→ EXERCISE GOAL:
Reproduce each line of the listing exactly.

════════════════════

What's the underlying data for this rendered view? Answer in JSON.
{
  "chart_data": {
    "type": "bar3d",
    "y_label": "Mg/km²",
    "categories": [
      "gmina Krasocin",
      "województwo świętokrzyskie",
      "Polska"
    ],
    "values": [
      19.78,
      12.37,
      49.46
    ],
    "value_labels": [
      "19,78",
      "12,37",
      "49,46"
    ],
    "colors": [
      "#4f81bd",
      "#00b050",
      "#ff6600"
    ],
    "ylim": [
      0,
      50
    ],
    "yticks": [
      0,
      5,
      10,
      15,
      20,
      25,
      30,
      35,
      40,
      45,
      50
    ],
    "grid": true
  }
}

════════════════════

→ RESPONSE FOR THIS EXERCISE:
What's the underlying data for this rendered view? Answer in JSON.
{
  "chart_data": {
    "type": "bar3d",
    "y_label": "Mg/km²",
    "categories": [
      "gmina Krasocin",
      "województwo świętokrzyskie",
      "Polska"
    ],
    "values": [
      19.78,
      12.37,
      49.46
    ],
    "value_labels": [
      "19,78",
      "12,37",
      "49,46"
    ],
    "colors": [
      "#4f81bd",
      "#00b050",
      "#ff6600"
    ],
    "ylim": [
      0,
      50
    ],
    "yticks": [
      0,
      5,
      10,
      15,
      20,
      25,
      30,
      35,
      40,
      45,
      50
    ],
    "grid": true
  }
}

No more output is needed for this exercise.